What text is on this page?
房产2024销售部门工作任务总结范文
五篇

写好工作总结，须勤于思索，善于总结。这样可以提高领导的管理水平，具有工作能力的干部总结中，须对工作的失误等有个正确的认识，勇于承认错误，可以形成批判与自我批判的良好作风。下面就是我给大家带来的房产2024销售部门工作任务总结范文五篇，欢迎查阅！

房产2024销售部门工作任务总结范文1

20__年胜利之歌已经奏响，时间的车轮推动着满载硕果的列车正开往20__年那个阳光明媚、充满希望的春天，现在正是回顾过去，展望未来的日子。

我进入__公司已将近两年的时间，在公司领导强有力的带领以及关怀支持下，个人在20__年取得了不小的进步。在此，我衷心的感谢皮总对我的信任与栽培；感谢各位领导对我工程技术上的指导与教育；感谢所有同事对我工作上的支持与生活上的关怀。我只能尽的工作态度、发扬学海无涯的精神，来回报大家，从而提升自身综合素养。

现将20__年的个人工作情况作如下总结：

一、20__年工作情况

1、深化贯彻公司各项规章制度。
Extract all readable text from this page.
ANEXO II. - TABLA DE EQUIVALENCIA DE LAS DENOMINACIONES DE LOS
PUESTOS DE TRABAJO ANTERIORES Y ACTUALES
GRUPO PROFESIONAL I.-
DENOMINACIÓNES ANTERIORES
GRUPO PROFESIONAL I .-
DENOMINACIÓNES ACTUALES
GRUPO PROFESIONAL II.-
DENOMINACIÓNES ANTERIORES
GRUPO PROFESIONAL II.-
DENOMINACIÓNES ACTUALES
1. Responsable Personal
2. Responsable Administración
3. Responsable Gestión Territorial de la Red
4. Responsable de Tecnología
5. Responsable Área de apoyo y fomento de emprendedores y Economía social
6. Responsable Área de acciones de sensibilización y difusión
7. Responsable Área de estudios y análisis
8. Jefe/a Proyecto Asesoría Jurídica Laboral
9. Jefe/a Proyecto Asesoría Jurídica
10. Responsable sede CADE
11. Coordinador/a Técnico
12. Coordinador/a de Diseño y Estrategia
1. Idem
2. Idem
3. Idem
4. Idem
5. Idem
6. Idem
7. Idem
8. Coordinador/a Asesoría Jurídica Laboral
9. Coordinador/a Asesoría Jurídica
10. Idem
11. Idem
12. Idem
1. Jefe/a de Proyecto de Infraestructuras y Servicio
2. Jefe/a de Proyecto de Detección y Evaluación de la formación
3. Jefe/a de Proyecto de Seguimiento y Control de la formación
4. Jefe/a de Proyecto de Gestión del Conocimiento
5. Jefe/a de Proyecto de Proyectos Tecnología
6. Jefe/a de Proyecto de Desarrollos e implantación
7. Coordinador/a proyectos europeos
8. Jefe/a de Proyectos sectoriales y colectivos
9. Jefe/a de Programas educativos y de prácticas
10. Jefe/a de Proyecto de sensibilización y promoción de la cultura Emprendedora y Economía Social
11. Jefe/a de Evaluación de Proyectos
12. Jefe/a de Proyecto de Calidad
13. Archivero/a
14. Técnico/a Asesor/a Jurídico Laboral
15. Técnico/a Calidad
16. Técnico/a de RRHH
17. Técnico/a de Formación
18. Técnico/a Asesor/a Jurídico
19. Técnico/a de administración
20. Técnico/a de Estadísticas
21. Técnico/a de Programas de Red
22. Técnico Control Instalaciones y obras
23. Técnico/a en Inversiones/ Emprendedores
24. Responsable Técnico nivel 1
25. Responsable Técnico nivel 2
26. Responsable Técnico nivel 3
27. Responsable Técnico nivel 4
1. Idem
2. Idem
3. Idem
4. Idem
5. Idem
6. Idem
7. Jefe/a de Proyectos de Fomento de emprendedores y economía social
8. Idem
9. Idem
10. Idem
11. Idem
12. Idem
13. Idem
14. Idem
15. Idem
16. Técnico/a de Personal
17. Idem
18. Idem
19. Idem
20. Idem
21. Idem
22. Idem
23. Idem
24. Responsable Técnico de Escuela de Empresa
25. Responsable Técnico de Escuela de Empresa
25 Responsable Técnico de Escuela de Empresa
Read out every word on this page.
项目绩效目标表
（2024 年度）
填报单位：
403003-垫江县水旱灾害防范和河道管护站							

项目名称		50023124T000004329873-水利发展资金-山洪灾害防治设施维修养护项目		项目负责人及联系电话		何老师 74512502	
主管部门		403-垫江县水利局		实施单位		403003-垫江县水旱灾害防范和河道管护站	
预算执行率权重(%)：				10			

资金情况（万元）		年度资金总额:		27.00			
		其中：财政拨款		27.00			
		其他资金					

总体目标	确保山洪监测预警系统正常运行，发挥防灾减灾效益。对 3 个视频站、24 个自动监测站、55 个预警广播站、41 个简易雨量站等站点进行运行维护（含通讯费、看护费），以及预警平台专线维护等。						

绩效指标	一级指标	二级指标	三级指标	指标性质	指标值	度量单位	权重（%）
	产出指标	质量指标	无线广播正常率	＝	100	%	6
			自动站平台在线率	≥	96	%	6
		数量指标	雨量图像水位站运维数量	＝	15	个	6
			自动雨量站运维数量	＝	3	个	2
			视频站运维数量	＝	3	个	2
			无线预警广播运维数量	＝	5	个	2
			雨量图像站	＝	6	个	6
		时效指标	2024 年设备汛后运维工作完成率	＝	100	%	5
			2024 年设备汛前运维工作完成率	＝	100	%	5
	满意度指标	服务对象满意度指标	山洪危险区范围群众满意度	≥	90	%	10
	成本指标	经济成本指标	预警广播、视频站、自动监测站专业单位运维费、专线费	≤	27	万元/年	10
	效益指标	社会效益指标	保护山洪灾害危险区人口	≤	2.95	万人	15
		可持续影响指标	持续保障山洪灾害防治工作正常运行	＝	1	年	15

Requirements ::
Retype the entries exactly, including every line.

Exercise result ::
What text is on this page?
房产2024销售部门工作任务总结范文
五篇

写好工作总结，须勤于思索，善于总结。这样可以提高领导的管理水平，具有工作能力的干部总结中，须对工作的失误等有个正确的认识，勇于承认错误，可以形成批判与自我批判的良好作风。下面就是我给大家带来的房产2024销售部门工作任务总结范文五篇，欢迎查阅！

房产2024销售部门工作任务总结范文1

20__年胜利之歌已经奏响，时间的车轮推动着满载硕果的列车正开往20__年那个阳光明媚、充满希望的春天，现在正是回顾过去，展望未来的日子。

我进入__公司已将近两年的时间，在公司领导强有力的带领以及关怀支持下，个人在20__年取得了不小的进步。在此，我衷心的感谢皮总对我的信任与栽培；感谢各位领导对我工程技术上的指导与教育；感谢所有同事对我工作上的支持与生活上的关怀。我只能尽的工作态度、发扬学海无涯的精神，来回报大家，从而提升自身综合素养。

现将20__年的个人工作情况作如下总结：

一、20__年工作情况

1、深化贯彻公司各项规章制度。
Extract all readable text from this page.
ANEXO II. - TABLA DE EQUIVALENCIA DE LAS DENOMINACIONES DE LOS
PUESTOS DE TRABAJO ANTERIORES Y ACTUALES
GRUPO PROFESIONAL I.-
DENOMINACIÓNES ANTERIORES
GRUPO PROFESIONAL I .-
DENOMINACIÓNES ACTUALES
GRUPO PROFESIONAL II.-
DENOMINACIÓNES ANTERIORES
GRUPO PROFESIONAL II.-
DENOMINACIÓNES ACTUALES
1. Responsable Personal
2. Responsable Administración
3. Responsable Gestión Territorial de la Red
4. Responsable de Tecnología
5. Responsable Área de apoyo y fomento de emprendedores y Economía social
6. Responsable Área de acciones de sensibilización y difusión
7. Responsable Área de estudios y análisis
8. Jefe/a Proyecto Asesoría Jurídica Laboral
9. Jefe/a Proyecto Asesoría Jurídica
10. Responsable sede CADE
11. Coordinador/a Técnico
12. Coordinador/a de Diseño y Estrategia
1. Idem
2. Idem
3. Idem
4. Idem
5. Idem
6. Idem
7. Idem
8. Coordinador/a Asesoría Jurídica Laboral
9. Coordinador/a Asesoría Jurídica
10. Idem
11. Idem
12. Idem
1. Jefe/a de Proyecto de Infraestructuras y Servicio
2. Jefe/a de Proyecto de Detección y Evaluación de la formación
3. Jefe/a de Proyecto de Seguimiento y Control de la formación
4. Jefe/a de Proyecto de Gestión del Conocimiento
5. Jefe/a de Proyecto de Proyectos Tecnología
6. Jefe/a de Proyecto de Desarrollos e implantación
7. Coordinador/a proyectos europeos
8. Jefe/a de Proyectos sectoriales y colectivos
9. Jefe/a de Programas educativos y de prácticas
10. Jefe/a de Proyecto de sensibilización y promoción de la cultura Emprendedora y Economía Social
11. Jefe/a de Evaluación de Proyectos
12. Jefe/a de Proyecto de Calidad
13. Archivero/a
14. Técnico/a Asesor/a Jurídico Laboral
15. Técnico/a Calidad
16. Técnico/a de RRHH
17. Técnico/a de Formación
18. Técnico/a Asesor/a Jurídico
19. Técnico/a de administración
20. Técnico/a de Estadísticas
21. Técnico/a de Programas de Red
22. Técnico Control Instalaciones y obras
23. Técnico/a en Inversiones/ Emprendedores
24. Responsable Técnico nivel 1
25. Responsable Técnico nivel 2
26. Responsable Técnico nivel 3
27. Responsable Técnico nivel 4
1. Idem
2. Idem
3. Idem
4. Idem
5. Idem
6. Idem
7. Jefe/a de Proyectos de Fomento de emprendedores y economía social
8. Idem
9. Idem
10. Idem
11. Idem
12. Idem
13. Idem
14. Idem
15. Idem
16. Técnico/a de Personal
17. Idem
18. Idem
19. Idem
20. Idem
21. Idem
22. Idem
23. Idem
24. Responsable Técnico de Escuela de Empresa
25. Responsable Técnico de Escuela de Empresa
25 Responsable Técnico de Escuela de Empresa
Read out every word on this page.
项目绩效目标表
（2024 年度）
填报单位：
403003-垫江县水旱灾害防范和河道管护站							

项目名称		50023124T000004329873-水利发展资金-山洪灾害防治设施维修养护项目		项目负责人及联系电话		何老师 74512502	
主管部门		403-垫江县水利局		实施单位		403003-垫江县水旱灾害防范和河道管护站	
预算执行率权重(%)：				10			

资金情况（万元）		年度资金总额:		27.00			
		其中：财政拨款		27.00			
		其他资金					

总体目标	确保山洪监测预警系统正常运行，发挥防灾减灾效益。对 3 个视频站、24 个自动监测站、55 个预警广播站、41 个简易雨量站等站点进行运行维护（含通讯费、看护费），以及预警平台专线维护等。						

绩效指标	一级指标	二级指标	三级指标	指标性质	指标值	度量单位	权重（%）
	产出指标	质量指标	无线广播正常率	＝	100	%	6
			自动站平台在线率	≥	96	%	6
		数量指标	雨量图像水位站运维数量	＝	15	个	6
			自动雨量站运维数量	＝	3	个	2
			视频站运维数量	＝	3	个	2
			无线预警广播运维数量	＝	5	个	2
			雨量图像站	＝	6	个	6
		时效指标	2024 年设备汛后运维工作完成率	＝	100	%	5
			2024 年设备汛前运维工作完成率	＝	100	%	5
	满意度指标	服务对象满意度指标	山洪危险区范围群众满意度	≥	90	%	10
	成本指标	经济成本指标	预警广播、视频站、自动监测站专业单位运维费、专线费	≤	27	万元/年	10
	效益指标	社会效益指标	保护山洪灾害危险区人口	≤	2.95	万人	15
		可持续影响指标	持续保障山洪灾害防治工作正常运行	＝	1	年	15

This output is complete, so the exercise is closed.